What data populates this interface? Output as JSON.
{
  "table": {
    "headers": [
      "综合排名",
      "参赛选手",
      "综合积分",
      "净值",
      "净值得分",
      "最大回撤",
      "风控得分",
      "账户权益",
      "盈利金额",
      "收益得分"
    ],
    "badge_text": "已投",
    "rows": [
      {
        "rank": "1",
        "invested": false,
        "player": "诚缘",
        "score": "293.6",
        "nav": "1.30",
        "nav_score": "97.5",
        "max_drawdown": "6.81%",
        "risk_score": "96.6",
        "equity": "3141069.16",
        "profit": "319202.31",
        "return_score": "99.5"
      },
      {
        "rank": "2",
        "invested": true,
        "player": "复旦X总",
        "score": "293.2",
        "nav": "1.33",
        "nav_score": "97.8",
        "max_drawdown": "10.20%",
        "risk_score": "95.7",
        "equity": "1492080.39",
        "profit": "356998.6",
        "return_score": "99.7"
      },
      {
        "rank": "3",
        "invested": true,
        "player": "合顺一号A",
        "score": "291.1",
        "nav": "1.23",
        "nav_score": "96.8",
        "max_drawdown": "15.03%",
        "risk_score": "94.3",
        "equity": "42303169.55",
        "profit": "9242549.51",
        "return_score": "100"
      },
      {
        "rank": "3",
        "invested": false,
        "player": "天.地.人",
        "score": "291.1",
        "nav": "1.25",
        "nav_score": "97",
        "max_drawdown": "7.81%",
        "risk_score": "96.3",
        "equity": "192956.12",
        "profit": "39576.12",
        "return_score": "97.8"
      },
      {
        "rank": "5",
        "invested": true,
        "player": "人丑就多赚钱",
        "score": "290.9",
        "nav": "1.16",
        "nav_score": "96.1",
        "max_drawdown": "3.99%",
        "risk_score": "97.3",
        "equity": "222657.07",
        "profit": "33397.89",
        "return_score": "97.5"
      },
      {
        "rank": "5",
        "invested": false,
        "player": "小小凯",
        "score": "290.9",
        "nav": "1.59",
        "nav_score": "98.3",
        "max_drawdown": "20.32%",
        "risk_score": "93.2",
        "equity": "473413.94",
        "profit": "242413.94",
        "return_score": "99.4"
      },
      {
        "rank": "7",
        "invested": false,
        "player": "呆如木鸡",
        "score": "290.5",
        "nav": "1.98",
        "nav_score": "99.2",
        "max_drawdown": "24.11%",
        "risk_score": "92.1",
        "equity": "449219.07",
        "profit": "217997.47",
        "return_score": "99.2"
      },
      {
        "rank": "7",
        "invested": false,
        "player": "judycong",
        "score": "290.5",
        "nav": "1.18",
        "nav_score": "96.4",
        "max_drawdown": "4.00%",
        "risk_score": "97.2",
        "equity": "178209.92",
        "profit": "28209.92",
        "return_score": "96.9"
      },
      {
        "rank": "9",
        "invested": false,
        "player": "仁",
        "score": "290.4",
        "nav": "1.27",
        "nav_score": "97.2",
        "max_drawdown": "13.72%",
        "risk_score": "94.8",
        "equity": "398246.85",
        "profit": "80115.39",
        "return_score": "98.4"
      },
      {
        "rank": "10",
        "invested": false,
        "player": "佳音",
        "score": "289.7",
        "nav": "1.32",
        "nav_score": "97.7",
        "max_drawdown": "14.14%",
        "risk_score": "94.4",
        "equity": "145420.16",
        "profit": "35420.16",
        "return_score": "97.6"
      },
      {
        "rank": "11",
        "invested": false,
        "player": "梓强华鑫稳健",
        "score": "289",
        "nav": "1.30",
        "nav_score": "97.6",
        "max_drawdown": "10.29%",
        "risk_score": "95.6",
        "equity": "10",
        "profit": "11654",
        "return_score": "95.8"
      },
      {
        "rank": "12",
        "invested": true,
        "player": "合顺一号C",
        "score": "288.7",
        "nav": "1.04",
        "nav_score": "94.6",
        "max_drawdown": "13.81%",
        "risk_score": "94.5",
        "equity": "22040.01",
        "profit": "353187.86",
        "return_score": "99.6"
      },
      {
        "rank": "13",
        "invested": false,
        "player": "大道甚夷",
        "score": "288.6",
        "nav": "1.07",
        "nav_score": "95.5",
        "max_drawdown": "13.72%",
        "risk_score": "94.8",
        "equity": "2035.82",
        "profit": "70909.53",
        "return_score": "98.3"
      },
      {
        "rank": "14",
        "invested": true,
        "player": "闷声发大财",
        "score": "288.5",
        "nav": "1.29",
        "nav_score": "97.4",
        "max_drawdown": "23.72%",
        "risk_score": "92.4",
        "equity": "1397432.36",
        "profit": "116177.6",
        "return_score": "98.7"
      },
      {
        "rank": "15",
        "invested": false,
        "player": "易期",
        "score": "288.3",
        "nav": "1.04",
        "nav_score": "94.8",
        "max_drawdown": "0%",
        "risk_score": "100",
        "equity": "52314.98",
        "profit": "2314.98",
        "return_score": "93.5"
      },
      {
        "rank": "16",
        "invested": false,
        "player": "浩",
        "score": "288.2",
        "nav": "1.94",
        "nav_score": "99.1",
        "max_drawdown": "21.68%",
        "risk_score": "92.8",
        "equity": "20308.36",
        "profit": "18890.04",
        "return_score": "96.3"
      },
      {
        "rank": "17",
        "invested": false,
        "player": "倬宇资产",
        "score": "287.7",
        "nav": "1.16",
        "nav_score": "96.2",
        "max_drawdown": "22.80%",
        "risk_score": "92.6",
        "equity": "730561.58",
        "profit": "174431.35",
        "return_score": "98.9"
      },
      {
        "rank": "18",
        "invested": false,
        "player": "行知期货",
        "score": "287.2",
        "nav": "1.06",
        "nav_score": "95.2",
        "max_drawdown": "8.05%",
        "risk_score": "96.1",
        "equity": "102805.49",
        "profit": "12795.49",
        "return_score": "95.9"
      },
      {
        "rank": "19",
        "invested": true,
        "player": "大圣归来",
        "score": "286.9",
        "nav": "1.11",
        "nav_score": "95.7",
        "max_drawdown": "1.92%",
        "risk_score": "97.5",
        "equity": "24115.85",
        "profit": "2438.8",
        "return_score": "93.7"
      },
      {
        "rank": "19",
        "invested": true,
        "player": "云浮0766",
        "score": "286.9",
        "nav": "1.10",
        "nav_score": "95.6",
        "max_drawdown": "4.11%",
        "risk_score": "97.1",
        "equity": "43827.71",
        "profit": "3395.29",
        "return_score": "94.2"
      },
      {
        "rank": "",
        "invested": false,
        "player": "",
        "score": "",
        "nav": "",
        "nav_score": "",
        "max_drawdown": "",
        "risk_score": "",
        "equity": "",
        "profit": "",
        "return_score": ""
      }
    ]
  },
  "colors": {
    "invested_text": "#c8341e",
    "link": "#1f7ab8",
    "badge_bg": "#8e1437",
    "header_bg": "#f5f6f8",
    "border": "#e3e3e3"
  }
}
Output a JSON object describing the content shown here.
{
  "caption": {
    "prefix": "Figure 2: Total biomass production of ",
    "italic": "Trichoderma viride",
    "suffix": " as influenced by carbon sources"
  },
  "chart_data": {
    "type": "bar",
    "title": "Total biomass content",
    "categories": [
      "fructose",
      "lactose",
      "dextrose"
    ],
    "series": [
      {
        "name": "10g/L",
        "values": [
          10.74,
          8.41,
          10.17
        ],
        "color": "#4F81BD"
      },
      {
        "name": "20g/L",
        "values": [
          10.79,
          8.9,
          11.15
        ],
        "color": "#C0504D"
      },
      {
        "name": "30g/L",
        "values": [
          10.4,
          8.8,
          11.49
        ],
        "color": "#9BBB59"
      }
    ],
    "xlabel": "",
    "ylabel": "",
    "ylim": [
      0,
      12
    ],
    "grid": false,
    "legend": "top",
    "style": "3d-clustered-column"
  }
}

****************

Reproduce the listing in full. Keep it exactly as written.

**TASK ANSWER:**
What data populates this interface? Output as JSON.
{
  "table": {
    "headers": [
      "综合排名",
      "参赛选手",
      "综合积分",
      "净值",
      "净值得分",
      "最大回撤",
      "风控得分",
      "账户权益",
      "盈利金额",
      "收益得分"
    ],
    "badge_text": "已投",
    "rows": [
      {
        "rank": "1",
        "invested": false,
        "player": "诚缘",
        "score": "293.6",
        "nav": "1.30",
        "nav_score": "97.5",
        "max_drawdown": "6.81%",
        "risk_score": "96.6",
        "equity": "3141069.16",
        "profit": "319202.31",
        "return_score": "99.5"
      },
      {
        "rank": "2",
        "invested": true,
        "player": "复旦X总",
        "score": "293.2",
        "nav": "1.33",
        "nav_score": "97.8",
        "max_drawdown": "10.20%",
        "risk_score": "95.7",
        "equity": "1492080.39",
        "profit": "356998.6",
        "return_score": "99.7"
      },
      {
        "rank": "3",
        "invested": true,
        "player": "合顺一号A",
        "score": "291.1",
        "nav": "1.23",
        "nav_score": "96.8",
        "max_drawdown": "15.03%",
        "risk_score": "94.3",
        "equity": "42303169.55",
        "profit": "9242549.51",
        "return_score": "100"
      },
      {
        "rank": "3",
        "invested": false,
        "player": "天.地.人",
        "score": "291.1",
        "nav": "1.25",
        "nav_score": "97",
        "max_drawdown": "7.81%",
        "risk_score": "96.3",
        "equity": "192956.12",
        "profit": "39576.12",
        "return_score": "97.8"
      },
      {
        "rank": "5",
        "invested": true,
        "player": "人丑就多赚钱",
        "score": "290.9",
        "nav": "1.16",
        "nav_score": "96.1",
        "max_drawdown": "3.99%",
        "risk_score": "97.3",
        "equity": "222657.07",
        "profit": "33397.89",
        "return_score": "97.5"
      },
      {
        "rank": "5",
        "invested": false,
        "player": "小小凯",
        "score": "290.9",
        "nav": "1.59",
        "nav_score": "98.3",
        "max_drawdown": "20.32%",
        "risk_score": "93.2",
        "equity": "473413.94",
        "profit": "242413.94",
        "return_score": "99.4"
      },
      {
        "rank": "7",
        "invested": false,
        "player": "呆如木鸡",
        "score": "290.5",
        "nav": "1.98",
        "nav_score": "99.2",
        "max_drawdown": "24.11%",
        "risk_score": "92.1",
        "equity": "449219.07",
        "profit": "217997.47",
        "return_score": "99.2"
      },
      {
        "rank": "7",
        "invested": false,
        "player": "judycong",
        "score": "290.5",
        "nav": "1.18",
        "nav_score": "96.4",
        "max_drawdown": "4.00%",
        "risk_score": "97.2",
        "equity": "178209.92",
        "profit": "28209.92",
        "return_score": "96.9"
      },
      {
        "rank": "9",
        "invested": false,
        "player": "仁",
        "score": "290.4",
        "nav": "1.27",
        "nav_score": "97.2",
        "max_drawdown": "13.72%",
        "risk_score": "94.8",
        "equity": "398246.85",
        "profit": "80115.39",
        "return_score": "98.4"
      },
      {
        "rank": "10",
        "invested": false,
        "player": "佳音",
        "score": "289.7",
        "nav": "1.32",
        "nav_score": "97.7",
        "max_drawdown": "14.14%",
        "risk_score": "94.4",
        "equity": "145420.16",
        "profit": "35420.16",
        "return_score": "97.6"
      },
      {
        "rank": "11",
        "invested": false,
        "player": "梓强华鑫稳健",
        "score": "289",
        "nav": "1.30",
        "nav_score": "97.6",
        "max_drawdown": "10.29%",
        "risk_score": "95.6",
        "equity": "10",
        "profit": "11654",
        "return_score": "95.8"
      },
      {
        "rank": "12",
        "invested": true,
        "player": "合顺一号C",
        "score": "288.7",
        "nav": "1.04",
        "nav_score": "94.6",
        "max_drawdown": "13.81%",
        "risk_score": "94.5",
        "equity": "22040.01",
        "profit": "353187.86",
        "return_score": "99.6"
      },
      {
        "rank": "13",
        "invested": false,
        "player": "大道甚夷",
        "score": "288.6",
        "nav": "1.07",
        "nav_score": "95.5",
        "max_drawdown": "13.72%",
        "risk_score": "94.8",
        "equity": "2035.82",
        "profit": "70909.53",
        "return_score": "98.3"
      },
      {
        "rank": "14",
        "invested": true,
        "player": "闷声发大财",
        "score": "288.5",
        "nav": "1.29",
        "nav_score": "97.4",
        "max_drawdown": "23.72%",
        "risk_score": "92.4",
        "equity": "1397432.36",
        "profit": "116177.6",
        "return_score": "98.7"
      },
      {
        "rank": "15",
        "invested": false,
        "player": "易期",
        "score": "288.3",
        "nav": "1.04",
        "nav_score": "94.8",
        "max_drawdown": "0%",
        "risk_score": "100",
        "equity": "52314.98",
        "profit": "2314.98",
        "return_score": "93.5"
      },
      {
        "rank": "16",
        "invested": false,
        "player": "浩",
        "score": "288.2",
        "nav": "1.94",
        "nav_score": "99.1",
        "max_drawdown": "21.68%",
        "risk_score": "92.8",
        "equity": "20308.36",
        "profit": "18890.04",
        "return_score": "96.3"
      },
      {
        "rank": "17",
        "invested": false,
        "player": "倬宇资产",
        "score": "287.7",
        "nav": "1.16",
        "nav_score": "96.2",
        "max_drawdown": "22.80%",
        "risk_score": "92.6",
        "equity": "730561.58",
        "profit": "174431.35",
        "return_score": "98.9"
      },
      {
        "rank": "18",
        "invested": false,
        "player": "行知期货",
        "score": "287.2",
        "nav": "1.06",
        "nav_score": "95.2",
        "max_drawdown": "8.05%",
        "risk_score": "96.1",
        "equity": "102805.49",
        "profit": "12795.49",
        "return_score": "95.9"
      },
      {
        "rank": "19",
        "invested": true,
        "player": "大圣归来",
        "score": "286.9",
        "nav": "1.11",
        "nav_score": "95.7",
        "max_drawdown": "1.92%",
        "risk_score": "97.5",
        "equity": "24115.85",
        "profit": "2438.8",
        "return_score": "93.7"
      },
      {
        "rank": "19",
        "invested": true,
        "player": "云浮0766",
        "score": "286.9",
        "nav": "1.10",
        "nav_score": "95.6",
        "max_drawdown": "4.11%",
        "risk_score": "97.1",
        "equity": "43827.71",
        "profit": "3395.29",
        "return_score": "94.2"
      },
      {
        "rank": "",
        "invested": false,
        "player": "",
        "score": "",
        "nav": "",
        "nav_score": "",
        "max_drawdown": "",
        "risk_score": "",
        "equity": "",
        "profit": "",
        "return_score": ""
      }
    ]
  },
  "colors": {
    "invested_text": "#c8341e",
    "link": "#1f7ab8",
    "badge_bg": "#8e1437",
    "header_bg": "#f5f6f8",
    "border": "#e3e3e3"
  }
}
Output a JSON object describing the content shown here.
{
  "caption": {
    "prefix": "Figure 2: Total biomass production of ",
    "italic": "Trichoderma viride",
    "suffix": " as influenced by carbon sources"
  },
  "chart_data": {
    "type": "bar",
    "title": "Total biomass content",
    "categories": [
      "fructose",
      "lactose",
      "dextrose"
    ],
    "series": [
      {
        "name": "10g/L",
        "values": [
          10.74,
          8.41,
          10.17
        ],
        "color": "#4F81BD"
      },
      {
        "name": "20g/L",
        "values": [
          10.79,
          8.9,
          11.15
        ],
        "color": "#C0504D"
      },
      {
        "name": "30g/L",
        "values": [
          10.4,
          8.8,
          11.49
        ],
        "color": "#9BBB59"
      }
    ],
    "xlabel": "",
    "ylabel": "",
    "ylim": [
      0,
      12
    ],
    "grid": false,
    "legend": "top",
    "style": "3d-clustered-column"
  }
}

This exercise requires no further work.